### YOUR OBJECTIVE
Wherever "CORRELATION" appears in a line, list that line.

Dataset entries on figures
# # #

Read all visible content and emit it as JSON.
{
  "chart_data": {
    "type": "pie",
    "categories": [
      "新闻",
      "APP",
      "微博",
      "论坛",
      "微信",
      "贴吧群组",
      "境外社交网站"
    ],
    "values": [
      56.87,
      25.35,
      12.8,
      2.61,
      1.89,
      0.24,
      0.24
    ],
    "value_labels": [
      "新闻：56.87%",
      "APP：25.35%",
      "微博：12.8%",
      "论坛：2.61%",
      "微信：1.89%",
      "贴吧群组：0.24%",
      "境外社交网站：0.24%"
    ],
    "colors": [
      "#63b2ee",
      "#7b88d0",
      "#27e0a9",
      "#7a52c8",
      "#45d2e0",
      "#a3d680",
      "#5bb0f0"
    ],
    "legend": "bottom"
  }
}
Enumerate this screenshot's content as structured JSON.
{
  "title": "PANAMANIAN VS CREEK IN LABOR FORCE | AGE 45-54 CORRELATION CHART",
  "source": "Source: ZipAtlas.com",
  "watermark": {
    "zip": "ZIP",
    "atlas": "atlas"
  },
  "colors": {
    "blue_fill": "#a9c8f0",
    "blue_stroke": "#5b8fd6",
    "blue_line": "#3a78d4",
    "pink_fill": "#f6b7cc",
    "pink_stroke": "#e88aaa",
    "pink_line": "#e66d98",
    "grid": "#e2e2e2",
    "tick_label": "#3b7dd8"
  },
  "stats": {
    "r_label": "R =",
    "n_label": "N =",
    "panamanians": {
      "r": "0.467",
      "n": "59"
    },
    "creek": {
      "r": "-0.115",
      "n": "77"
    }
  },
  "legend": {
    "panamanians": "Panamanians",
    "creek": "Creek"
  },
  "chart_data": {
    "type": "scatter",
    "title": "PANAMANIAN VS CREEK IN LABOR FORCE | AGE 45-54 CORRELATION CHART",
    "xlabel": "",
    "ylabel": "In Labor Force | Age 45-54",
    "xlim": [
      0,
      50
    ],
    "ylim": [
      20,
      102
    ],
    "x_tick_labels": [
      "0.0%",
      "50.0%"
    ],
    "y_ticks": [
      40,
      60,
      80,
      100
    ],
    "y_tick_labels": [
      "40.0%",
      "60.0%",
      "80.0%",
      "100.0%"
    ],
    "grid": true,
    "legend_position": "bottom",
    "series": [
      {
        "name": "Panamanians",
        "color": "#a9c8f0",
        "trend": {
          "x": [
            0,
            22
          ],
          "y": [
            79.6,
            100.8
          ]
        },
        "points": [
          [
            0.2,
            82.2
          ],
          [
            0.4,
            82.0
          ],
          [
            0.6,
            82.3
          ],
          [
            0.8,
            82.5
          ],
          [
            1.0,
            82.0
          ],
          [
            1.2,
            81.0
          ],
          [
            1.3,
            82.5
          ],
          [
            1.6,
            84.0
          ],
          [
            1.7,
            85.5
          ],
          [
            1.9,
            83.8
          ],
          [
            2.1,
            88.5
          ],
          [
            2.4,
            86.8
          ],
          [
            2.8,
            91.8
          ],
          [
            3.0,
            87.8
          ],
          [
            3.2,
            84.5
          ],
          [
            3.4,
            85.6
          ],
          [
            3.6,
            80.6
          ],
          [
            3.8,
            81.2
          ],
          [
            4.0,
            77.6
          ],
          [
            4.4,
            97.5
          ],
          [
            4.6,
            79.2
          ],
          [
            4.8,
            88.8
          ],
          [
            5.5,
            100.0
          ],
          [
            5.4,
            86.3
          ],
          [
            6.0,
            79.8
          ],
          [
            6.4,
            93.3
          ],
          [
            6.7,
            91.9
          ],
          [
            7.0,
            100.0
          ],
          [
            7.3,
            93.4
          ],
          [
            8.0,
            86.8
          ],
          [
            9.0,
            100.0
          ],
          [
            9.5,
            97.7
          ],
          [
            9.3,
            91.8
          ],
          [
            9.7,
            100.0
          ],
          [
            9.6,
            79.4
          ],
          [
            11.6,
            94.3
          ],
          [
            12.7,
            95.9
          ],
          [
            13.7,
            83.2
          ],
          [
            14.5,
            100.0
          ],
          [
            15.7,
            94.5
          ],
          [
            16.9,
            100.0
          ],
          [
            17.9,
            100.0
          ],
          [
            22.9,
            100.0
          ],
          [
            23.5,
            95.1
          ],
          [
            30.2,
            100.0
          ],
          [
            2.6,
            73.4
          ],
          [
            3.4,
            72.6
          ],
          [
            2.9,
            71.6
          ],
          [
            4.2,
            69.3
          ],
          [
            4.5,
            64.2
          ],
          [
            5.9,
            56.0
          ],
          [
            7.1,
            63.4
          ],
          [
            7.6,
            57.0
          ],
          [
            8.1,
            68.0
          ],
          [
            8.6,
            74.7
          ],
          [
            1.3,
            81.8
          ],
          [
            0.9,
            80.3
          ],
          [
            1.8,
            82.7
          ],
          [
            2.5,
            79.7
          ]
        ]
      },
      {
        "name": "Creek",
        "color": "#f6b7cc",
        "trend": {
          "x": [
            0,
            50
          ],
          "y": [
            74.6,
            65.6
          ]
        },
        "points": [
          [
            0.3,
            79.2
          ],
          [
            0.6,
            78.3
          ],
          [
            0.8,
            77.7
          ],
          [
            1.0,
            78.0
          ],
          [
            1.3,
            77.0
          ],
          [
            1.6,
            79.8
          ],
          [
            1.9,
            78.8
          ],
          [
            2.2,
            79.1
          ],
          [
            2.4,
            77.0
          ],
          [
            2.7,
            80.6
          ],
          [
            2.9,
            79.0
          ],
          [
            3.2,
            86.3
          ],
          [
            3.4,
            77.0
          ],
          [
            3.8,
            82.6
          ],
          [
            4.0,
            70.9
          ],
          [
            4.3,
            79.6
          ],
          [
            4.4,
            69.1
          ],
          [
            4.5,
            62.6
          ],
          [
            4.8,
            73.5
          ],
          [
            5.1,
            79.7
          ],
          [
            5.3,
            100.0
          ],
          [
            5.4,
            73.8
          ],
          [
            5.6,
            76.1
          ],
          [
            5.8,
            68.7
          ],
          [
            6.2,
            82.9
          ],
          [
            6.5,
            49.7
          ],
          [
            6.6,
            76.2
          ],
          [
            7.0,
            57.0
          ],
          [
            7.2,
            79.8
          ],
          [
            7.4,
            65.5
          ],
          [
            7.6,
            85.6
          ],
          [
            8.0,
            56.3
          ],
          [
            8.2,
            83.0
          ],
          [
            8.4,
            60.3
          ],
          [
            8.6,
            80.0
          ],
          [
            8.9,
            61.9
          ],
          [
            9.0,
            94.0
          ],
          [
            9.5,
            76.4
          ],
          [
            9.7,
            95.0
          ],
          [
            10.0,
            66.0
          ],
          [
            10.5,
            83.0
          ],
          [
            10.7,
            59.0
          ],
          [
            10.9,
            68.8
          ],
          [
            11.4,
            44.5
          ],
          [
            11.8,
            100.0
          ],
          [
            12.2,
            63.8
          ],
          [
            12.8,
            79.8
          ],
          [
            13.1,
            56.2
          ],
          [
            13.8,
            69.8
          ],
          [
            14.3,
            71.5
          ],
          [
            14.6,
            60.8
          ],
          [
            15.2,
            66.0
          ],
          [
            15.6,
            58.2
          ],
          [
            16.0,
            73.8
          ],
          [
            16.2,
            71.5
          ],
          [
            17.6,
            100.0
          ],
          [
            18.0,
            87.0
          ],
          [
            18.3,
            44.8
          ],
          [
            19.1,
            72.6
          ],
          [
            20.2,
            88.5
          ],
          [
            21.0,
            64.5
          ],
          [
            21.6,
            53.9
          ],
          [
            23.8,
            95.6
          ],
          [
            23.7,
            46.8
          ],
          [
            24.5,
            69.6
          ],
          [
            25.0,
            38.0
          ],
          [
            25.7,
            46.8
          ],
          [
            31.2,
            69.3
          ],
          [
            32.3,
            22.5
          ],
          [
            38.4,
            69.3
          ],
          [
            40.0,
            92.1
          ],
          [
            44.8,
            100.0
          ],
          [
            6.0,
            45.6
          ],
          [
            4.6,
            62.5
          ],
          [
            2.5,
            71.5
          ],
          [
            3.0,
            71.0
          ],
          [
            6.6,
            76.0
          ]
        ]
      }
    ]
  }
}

# # #

### RESPONSE TO THIS EXERCISE
  "title": "PANAMANIAN VS CREEK IN LABOR FORCE | AGE 45-54 CORRELATION CHART",
    "title": "PANAMANIAN VS CREEK IN LABOR FORCE | AGE 45-54 CORRELATION CHART",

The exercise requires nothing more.